#### Exercise directions:
Check every line of the entries below for the word "costs". Then give the number of lines that have it, with nothing added.

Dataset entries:
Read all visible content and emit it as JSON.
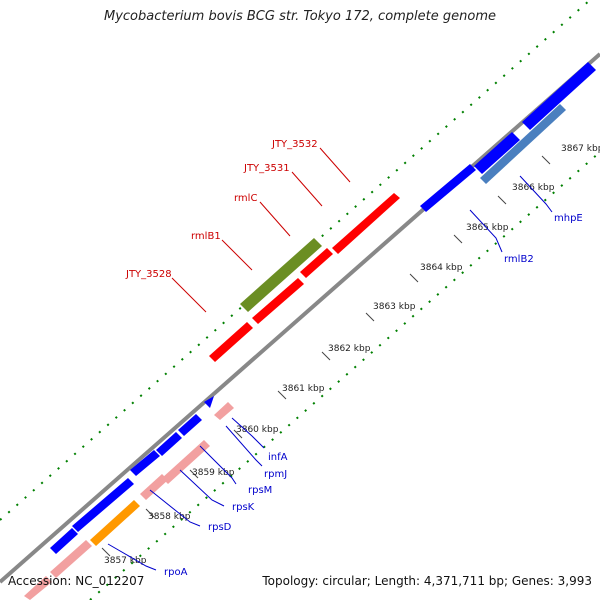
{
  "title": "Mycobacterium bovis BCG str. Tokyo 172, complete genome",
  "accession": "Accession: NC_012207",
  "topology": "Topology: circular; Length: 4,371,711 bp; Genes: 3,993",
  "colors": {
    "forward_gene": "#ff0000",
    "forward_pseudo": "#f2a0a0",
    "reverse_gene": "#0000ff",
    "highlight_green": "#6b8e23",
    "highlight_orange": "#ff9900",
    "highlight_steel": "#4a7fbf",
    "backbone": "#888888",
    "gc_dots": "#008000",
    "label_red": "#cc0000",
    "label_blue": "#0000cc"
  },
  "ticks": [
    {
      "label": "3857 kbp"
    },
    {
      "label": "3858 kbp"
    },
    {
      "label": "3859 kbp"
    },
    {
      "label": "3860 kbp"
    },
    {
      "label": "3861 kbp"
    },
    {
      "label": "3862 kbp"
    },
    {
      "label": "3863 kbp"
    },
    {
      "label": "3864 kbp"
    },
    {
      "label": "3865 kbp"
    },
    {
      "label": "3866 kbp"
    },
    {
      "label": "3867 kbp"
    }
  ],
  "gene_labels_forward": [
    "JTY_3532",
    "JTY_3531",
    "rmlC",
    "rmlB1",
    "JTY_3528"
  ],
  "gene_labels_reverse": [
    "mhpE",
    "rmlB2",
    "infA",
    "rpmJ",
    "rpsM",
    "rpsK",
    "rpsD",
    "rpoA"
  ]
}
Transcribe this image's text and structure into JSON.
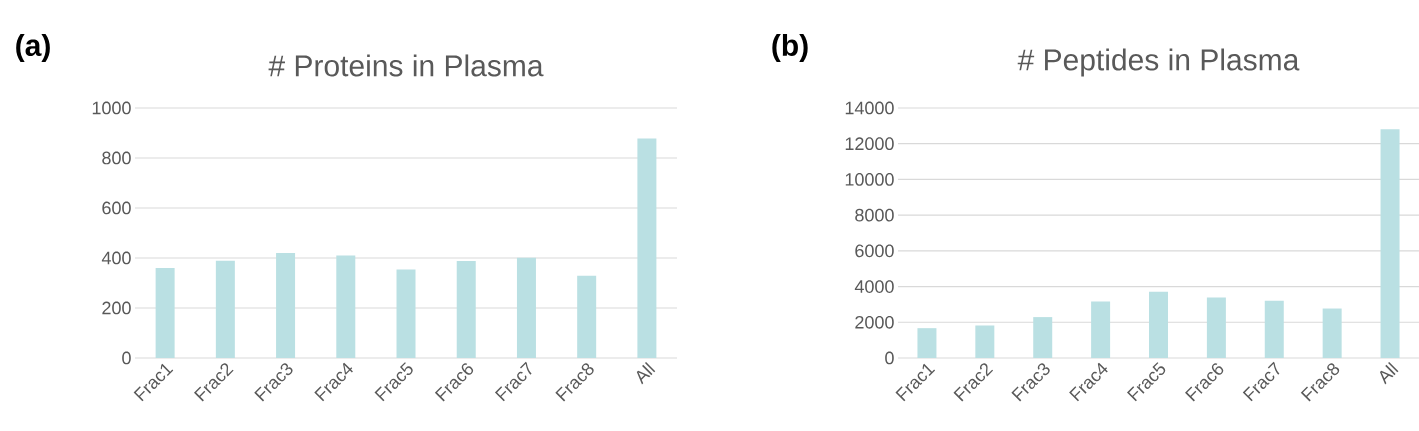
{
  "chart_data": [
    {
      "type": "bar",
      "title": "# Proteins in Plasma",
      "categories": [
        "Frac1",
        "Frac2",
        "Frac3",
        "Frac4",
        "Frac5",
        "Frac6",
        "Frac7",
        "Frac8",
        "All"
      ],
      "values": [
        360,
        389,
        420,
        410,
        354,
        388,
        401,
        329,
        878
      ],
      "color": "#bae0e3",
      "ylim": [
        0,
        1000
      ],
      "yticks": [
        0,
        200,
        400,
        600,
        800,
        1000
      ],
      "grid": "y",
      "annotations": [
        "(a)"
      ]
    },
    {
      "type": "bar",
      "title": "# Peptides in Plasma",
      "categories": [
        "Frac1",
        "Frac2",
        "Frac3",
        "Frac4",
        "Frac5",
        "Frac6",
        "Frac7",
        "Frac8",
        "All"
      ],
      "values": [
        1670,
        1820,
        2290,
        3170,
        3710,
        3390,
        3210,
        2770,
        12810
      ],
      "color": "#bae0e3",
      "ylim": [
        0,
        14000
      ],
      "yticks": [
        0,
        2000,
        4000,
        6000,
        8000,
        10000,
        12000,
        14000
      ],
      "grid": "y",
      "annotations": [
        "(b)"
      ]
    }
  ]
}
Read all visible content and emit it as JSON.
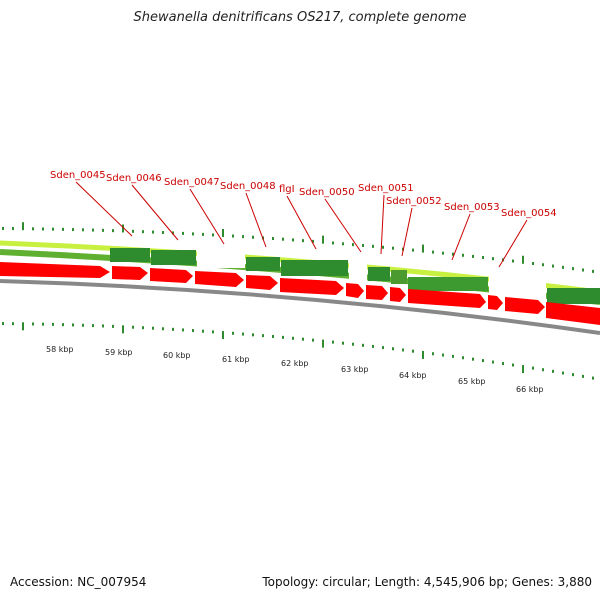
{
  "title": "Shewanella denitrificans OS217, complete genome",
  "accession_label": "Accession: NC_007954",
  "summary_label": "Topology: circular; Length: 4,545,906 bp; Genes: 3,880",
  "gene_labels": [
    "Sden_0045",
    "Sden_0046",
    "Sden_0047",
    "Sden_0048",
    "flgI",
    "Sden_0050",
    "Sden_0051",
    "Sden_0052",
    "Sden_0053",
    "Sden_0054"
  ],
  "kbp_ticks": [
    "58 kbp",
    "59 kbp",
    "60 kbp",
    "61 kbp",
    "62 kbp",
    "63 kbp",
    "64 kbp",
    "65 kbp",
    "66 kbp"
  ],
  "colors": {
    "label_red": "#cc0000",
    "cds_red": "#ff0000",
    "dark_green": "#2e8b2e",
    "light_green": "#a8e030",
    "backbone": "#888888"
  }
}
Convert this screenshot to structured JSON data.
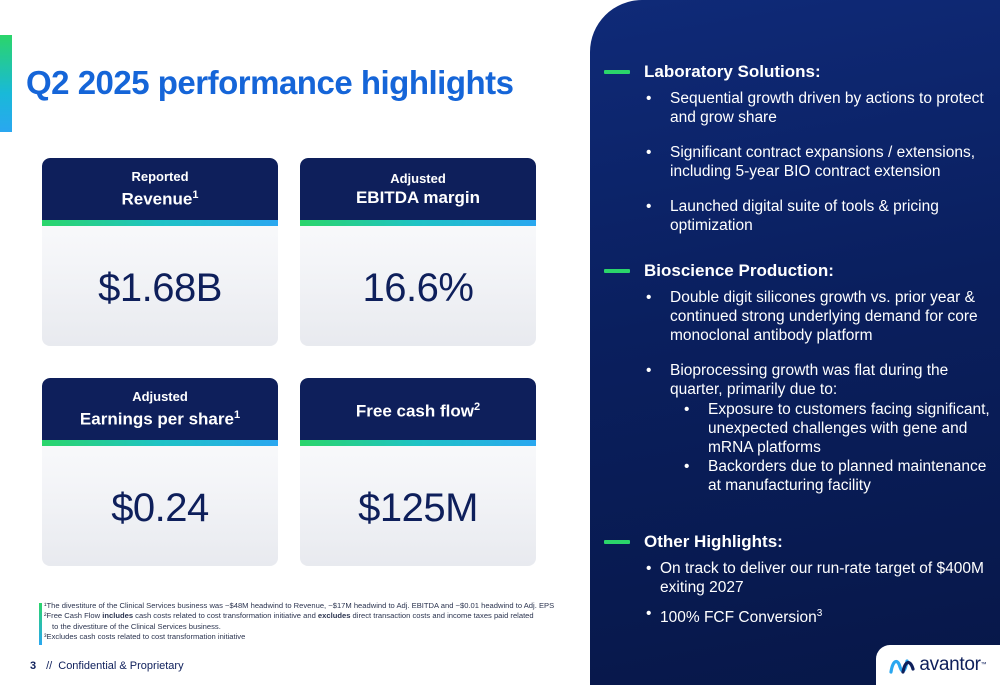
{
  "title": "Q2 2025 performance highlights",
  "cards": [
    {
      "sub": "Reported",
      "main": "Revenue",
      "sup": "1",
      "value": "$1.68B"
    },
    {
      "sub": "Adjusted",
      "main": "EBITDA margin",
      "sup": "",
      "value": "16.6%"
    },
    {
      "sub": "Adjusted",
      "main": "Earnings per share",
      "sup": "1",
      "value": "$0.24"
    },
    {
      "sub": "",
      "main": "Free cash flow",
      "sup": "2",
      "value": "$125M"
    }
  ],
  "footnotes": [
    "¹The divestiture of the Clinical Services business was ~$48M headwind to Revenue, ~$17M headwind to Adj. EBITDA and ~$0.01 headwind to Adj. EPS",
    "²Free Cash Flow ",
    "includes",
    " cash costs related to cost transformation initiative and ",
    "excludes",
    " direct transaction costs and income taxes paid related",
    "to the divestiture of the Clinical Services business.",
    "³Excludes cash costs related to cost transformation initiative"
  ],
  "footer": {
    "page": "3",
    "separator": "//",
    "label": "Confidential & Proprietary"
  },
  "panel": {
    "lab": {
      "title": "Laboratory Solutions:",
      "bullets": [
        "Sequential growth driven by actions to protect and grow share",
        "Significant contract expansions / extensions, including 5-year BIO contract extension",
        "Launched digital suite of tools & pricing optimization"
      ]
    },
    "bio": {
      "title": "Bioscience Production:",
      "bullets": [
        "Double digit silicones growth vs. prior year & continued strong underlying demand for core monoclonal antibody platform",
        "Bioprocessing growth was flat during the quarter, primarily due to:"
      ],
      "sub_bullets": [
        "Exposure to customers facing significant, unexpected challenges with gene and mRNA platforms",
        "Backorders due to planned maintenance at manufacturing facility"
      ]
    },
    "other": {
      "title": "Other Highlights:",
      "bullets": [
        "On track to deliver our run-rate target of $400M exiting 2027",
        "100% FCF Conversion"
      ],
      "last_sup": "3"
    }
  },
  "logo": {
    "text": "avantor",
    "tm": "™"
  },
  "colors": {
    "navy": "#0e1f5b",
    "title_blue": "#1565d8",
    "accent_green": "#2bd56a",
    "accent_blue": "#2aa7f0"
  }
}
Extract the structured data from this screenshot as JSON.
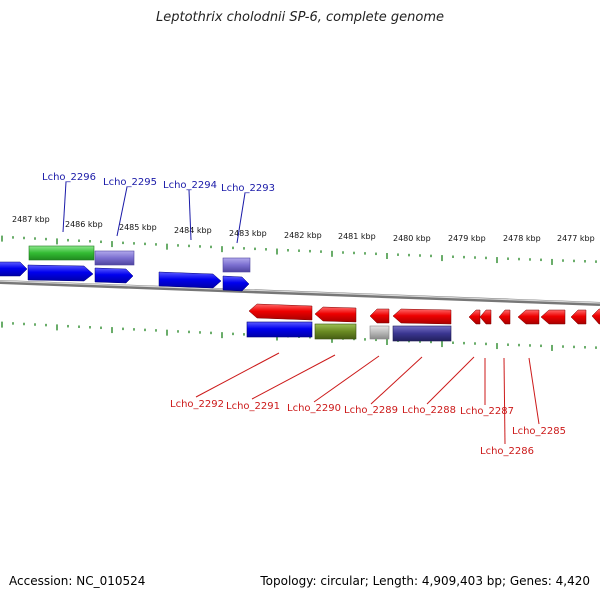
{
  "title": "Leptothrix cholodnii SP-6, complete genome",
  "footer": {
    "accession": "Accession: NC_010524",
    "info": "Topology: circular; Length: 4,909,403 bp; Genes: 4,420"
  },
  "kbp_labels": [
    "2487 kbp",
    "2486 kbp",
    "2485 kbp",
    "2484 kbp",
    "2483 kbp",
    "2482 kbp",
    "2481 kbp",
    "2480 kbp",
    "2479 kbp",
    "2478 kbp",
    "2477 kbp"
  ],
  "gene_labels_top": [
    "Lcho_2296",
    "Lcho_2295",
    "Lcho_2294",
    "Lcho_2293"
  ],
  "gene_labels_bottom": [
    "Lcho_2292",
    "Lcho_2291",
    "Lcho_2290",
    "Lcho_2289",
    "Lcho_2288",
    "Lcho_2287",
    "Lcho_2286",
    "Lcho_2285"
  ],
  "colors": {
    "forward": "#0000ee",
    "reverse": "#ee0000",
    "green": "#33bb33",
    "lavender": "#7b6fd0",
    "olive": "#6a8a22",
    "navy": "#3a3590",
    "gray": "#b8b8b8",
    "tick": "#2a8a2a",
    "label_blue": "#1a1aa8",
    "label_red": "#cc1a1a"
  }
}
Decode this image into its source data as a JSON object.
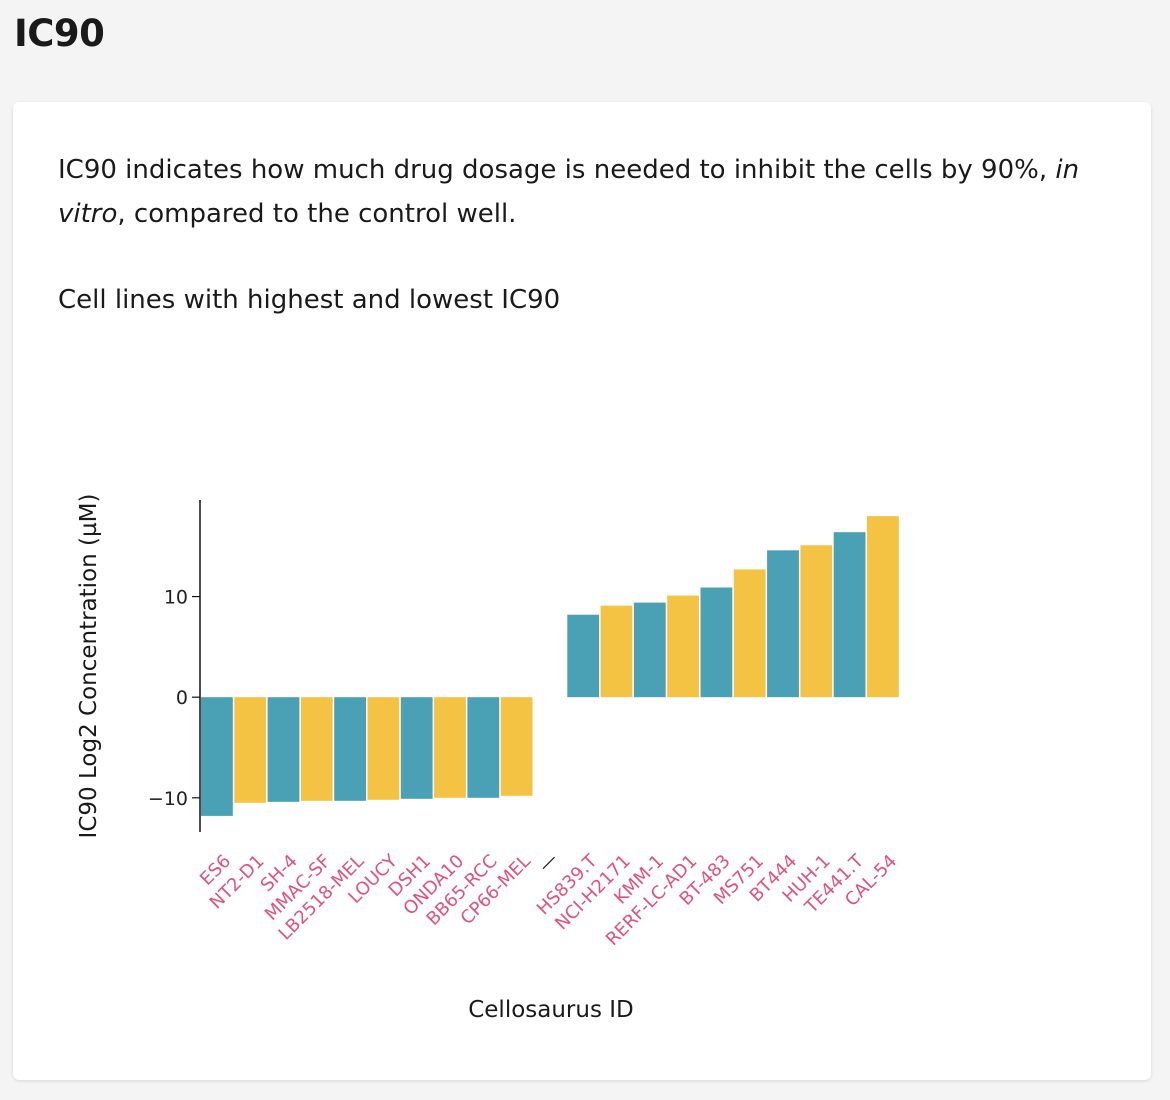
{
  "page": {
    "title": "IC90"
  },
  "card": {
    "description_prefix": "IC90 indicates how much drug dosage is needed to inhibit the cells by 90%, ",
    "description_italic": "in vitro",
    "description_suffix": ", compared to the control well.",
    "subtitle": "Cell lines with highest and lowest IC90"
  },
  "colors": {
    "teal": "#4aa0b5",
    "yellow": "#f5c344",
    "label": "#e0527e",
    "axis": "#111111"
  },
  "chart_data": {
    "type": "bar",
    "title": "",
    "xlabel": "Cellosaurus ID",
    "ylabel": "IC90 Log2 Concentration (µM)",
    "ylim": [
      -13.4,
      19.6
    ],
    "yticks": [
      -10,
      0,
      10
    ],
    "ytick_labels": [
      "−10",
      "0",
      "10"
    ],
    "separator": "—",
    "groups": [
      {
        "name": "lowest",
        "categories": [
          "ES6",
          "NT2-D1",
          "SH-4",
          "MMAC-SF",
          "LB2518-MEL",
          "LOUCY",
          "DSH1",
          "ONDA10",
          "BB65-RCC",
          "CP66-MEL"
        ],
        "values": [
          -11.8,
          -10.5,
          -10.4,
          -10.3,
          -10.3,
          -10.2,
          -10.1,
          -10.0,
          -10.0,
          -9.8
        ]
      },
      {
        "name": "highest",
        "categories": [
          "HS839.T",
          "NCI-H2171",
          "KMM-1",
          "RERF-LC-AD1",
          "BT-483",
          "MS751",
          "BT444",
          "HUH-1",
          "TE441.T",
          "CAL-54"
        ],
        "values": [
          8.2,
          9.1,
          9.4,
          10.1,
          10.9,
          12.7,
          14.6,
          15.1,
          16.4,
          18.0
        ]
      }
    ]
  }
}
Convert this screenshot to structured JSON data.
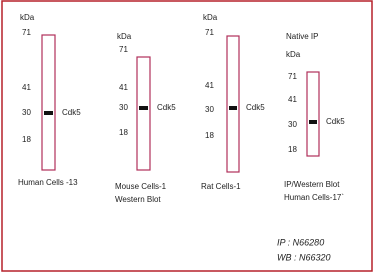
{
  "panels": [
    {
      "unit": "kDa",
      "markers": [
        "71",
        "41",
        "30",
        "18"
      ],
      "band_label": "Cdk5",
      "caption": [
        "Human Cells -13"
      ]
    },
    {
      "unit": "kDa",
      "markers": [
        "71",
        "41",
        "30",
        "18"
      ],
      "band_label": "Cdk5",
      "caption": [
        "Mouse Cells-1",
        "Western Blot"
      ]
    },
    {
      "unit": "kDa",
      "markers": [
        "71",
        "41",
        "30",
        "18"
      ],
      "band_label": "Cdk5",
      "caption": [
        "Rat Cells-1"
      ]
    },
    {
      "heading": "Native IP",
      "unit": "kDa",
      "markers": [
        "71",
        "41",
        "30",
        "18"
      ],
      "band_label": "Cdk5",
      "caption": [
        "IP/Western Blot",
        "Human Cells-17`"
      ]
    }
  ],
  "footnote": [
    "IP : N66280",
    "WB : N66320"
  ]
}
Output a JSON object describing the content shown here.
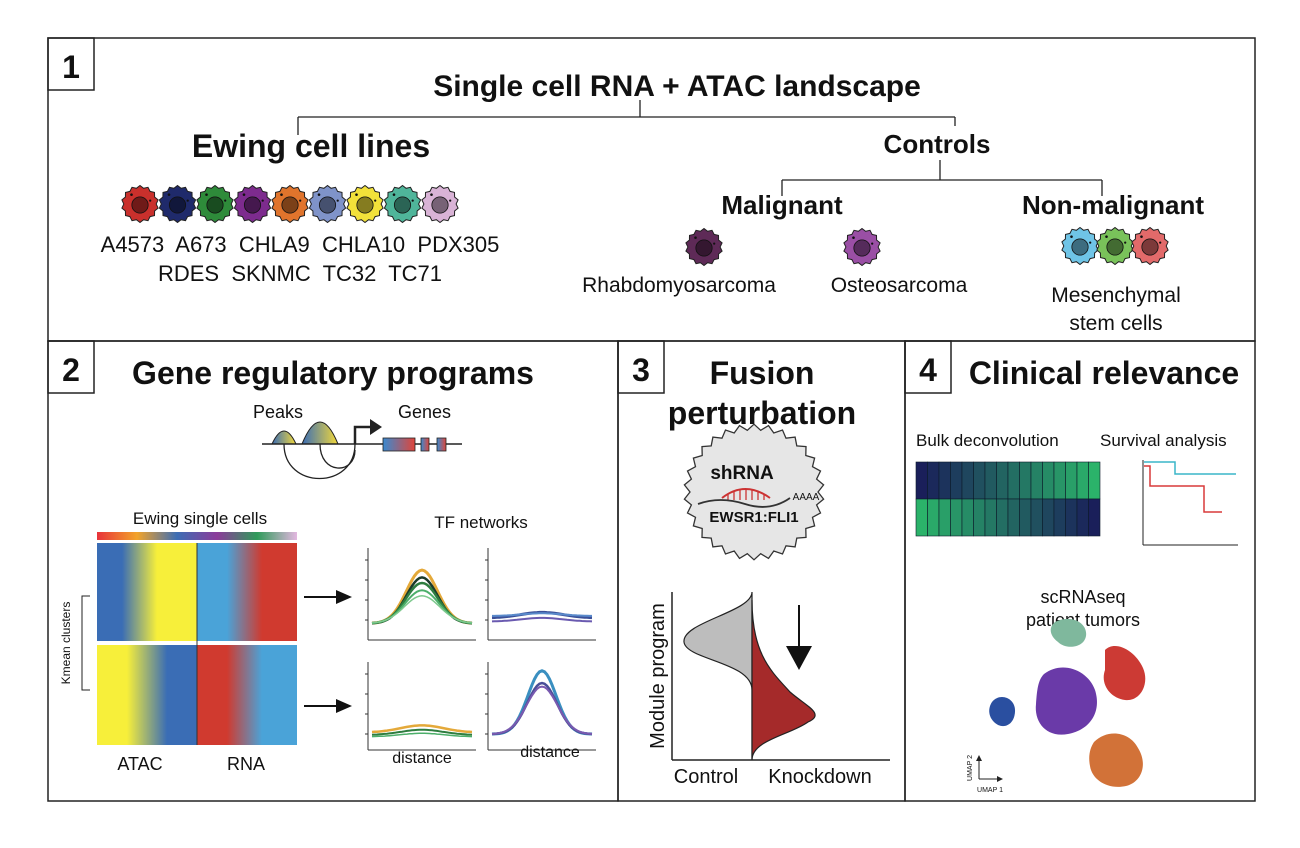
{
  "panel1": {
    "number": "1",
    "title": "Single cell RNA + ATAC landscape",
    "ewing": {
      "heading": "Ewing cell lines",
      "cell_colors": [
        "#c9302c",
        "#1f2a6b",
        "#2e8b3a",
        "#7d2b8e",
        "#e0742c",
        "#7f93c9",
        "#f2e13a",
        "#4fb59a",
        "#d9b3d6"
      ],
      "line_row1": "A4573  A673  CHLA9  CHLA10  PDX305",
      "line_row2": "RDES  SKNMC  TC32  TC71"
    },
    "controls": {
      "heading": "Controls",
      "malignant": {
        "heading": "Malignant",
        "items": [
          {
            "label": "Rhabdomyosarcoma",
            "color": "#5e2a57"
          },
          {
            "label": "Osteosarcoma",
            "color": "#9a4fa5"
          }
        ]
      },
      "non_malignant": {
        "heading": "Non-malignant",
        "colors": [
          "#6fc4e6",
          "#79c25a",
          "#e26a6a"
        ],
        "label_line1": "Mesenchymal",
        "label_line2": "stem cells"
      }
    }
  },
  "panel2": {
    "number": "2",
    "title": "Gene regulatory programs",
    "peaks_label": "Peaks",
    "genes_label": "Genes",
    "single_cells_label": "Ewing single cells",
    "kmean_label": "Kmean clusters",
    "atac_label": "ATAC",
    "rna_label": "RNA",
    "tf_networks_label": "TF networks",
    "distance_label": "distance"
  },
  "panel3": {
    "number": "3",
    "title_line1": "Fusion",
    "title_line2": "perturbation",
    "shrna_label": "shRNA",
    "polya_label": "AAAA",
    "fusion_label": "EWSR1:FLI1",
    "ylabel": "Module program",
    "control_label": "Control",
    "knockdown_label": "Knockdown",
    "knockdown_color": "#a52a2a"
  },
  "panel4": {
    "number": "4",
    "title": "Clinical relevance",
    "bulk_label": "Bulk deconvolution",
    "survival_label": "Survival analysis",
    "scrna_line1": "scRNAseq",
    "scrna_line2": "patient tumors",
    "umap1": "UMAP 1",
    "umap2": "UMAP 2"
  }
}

#### Response to this task:
3